# [What is expected]
Search the listing below for the string "Gerealiseerde" and show each line that contains it.

Figure record listings:
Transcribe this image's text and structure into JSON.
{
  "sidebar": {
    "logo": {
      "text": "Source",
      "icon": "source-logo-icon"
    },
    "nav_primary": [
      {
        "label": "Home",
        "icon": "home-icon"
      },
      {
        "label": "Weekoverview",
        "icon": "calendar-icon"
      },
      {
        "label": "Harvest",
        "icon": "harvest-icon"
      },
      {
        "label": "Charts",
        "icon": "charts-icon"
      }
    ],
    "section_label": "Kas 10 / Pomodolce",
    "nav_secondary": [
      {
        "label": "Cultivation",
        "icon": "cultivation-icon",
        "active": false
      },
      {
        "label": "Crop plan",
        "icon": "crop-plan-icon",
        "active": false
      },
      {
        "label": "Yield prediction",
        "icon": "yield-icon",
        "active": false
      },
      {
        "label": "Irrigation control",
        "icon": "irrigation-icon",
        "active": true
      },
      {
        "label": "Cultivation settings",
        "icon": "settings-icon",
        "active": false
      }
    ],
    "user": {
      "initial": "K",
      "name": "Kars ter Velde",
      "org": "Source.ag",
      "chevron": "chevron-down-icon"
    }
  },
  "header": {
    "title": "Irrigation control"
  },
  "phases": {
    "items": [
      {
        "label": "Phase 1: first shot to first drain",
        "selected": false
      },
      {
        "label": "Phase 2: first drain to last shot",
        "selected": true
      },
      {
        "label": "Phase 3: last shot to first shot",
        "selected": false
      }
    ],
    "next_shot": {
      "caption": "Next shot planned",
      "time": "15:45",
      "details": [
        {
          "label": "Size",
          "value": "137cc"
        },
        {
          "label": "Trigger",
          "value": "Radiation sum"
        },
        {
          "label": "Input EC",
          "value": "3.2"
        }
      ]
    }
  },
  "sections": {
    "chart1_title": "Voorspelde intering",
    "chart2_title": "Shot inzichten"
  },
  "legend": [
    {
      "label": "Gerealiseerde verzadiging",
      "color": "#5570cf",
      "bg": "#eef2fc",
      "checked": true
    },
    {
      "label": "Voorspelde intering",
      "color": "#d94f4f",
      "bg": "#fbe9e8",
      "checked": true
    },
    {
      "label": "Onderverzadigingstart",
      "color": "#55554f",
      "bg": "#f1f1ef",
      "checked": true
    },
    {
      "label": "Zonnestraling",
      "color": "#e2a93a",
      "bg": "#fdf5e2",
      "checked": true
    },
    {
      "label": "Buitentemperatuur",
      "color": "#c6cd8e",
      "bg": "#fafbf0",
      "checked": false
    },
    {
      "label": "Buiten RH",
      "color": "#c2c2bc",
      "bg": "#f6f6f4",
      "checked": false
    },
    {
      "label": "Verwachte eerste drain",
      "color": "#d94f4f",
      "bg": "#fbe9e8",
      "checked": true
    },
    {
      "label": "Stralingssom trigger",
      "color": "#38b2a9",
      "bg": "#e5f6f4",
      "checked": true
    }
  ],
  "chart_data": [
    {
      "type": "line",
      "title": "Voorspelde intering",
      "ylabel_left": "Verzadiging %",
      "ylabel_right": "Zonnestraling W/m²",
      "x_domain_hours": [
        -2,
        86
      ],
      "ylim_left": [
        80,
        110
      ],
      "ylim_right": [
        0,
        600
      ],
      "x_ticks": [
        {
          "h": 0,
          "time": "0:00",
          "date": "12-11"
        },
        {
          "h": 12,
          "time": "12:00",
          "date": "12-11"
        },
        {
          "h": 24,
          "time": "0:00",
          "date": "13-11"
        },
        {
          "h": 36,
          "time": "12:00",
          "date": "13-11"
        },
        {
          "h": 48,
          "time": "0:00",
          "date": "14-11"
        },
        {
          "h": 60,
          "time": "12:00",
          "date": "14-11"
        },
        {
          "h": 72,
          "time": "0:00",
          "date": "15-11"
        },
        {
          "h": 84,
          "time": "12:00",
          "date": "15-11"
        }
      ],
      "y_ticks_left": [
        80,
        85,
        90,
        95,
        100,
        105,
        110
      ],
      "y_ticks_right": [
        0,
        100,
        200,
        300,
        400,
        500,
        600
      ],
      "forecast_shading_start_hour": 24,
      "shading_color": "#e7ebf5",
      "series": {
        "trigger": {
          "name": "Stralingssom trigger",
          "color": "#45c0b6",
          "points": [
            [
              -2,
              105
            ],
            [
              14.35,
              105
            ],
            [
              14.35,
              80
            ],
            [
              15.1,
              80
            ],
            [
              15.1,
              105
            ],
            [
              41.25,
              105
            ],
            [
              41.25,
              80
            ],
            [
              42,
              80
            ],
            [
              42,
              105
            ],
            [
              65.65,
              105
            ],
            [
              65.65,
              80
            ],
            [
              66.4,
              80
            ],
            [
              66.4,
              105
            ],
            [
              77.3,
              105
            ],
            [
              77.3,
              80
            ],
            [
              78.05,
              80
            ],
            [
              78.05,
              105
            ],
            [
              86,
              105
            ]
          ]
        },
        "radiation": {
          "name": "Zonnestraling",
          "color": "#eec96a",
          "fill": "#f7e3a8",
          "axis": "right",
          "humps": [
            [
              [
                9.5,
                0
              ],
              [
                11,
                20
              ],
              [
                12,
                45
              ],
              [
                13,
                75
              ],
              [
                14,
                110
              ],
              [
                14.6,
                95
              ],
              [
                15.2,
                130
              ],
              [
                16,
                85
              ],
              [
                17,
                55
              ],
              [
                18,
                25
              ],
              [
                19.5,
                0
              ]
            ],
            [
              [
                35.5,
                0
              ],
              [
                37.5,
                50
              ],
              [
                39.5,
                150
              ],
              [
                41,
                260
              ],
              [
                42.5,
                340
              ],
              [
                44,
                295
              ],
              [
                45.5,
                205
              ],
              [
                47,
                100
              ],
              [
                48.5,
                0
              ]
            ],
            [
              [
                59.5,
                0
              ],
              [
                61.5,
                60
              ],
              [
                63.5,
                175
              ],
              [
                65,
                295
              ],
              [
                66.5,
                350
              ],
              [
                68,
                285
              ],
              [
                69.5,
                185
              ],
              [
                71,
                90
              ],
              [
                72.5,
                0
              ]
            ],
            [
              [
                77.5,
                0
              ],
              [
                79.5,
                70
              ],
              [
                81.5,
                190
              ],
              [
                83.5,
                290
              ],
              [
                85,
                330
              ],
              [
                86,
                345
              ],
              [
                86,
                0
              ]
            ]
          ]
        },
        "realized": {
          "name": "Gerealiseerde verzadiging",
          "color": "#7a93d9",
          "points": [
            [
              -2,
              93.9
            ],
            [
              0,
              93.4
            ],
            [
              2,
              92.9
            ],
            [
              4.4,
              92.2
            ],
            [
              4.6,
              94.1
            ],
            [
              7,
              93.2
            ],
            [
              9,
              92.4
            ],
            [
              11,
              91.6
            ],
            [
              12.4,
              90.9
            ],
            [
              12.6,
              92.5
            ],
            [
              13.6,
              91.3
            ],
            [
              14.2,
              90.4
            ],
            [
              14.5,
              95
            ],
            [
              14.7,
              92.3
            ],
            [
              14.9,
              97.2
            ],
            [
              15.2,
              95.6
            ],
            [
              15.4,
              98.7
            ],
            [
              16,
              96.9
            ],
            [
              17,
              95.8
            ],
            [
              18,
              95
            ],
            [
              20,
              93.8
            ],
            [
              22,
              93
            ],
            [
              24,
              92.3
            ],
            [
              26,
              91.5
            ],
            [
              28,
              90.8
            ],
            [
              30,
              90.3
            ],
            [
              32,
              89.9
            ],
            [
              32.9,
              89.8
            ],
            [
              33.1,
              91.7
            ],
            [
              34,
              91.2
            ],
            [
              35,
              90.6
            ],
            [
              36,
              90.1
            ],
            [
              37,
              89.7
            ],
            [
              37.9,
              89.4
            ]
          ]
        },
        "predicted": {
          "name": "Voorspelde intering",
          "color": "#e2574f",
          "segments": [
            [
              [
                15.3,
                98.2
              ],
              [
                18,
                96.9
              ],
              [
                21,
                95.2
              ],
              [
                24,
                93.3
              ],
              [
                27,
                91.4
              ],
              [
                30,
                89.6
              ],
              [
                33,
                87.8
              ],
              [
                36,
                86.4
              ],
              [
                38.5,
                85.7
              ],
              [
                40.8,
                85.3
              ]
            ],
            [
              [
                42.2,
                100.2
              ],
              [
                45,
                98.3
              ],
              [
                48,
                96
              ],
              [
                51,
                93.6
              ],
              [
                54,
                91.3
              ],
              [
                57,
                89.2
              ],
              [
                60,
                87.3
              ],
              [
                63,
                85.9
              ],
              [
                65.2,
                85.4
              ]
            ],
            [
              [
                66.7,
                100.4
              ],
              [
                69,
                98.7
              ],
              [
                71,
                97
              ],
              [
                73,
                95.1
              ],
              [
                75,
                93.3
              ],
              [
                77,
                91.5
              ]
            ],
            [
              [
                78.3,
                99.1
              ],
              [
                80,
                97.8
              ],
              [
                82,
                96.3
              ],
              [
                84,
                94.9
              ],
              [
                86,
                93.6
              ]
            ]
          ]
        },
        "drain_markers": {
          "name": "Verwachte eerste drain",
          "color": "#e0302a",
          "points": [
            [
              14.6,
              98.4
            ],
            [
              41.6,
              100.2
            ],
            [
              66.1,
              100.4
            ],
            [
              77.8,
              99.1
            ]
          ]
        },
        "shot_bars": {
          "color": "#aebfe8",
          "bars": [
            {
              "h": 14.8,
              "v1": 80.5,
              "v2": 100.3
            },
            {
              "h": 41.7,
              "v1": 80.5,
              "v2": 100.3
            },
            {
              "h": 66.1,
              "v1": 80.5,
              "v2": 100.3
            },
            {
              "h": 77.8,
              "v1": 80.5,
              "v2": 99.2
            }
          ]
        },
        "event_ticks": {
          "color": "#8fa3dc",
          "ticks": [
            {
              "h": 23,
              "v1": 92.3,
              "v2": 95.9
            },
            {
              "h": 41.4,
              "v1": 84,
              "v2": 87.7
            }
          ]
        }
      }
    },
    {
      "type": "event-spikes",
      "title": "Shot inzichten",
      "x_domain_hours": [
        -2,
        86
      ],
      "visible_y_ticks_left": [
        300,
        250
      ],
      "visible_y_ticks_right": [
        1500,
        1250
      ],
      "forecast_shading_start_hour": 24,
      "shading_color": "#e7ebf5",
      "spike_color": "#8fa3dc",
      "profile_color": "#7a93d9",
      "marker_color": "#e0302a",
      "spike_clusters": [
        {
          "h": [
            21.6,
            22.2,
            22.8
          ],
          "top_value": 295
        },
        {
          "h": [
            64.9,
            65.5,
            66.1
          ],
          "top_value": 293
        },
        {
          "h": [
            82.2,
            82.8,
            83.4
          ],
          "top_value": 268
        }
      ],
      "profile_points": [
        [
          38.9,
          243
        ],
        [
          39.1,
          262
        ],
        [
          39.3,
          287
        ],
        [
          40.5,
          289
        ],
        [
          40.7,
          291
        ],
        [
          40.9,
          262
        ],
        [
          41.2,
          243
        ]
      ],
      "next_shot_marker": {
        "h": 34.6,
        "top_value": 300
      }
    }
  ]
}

# [Result of this exercise]
      "label": "Gerealiseerde verzadiging",
          "name": "Gerealiseerde verzadiging",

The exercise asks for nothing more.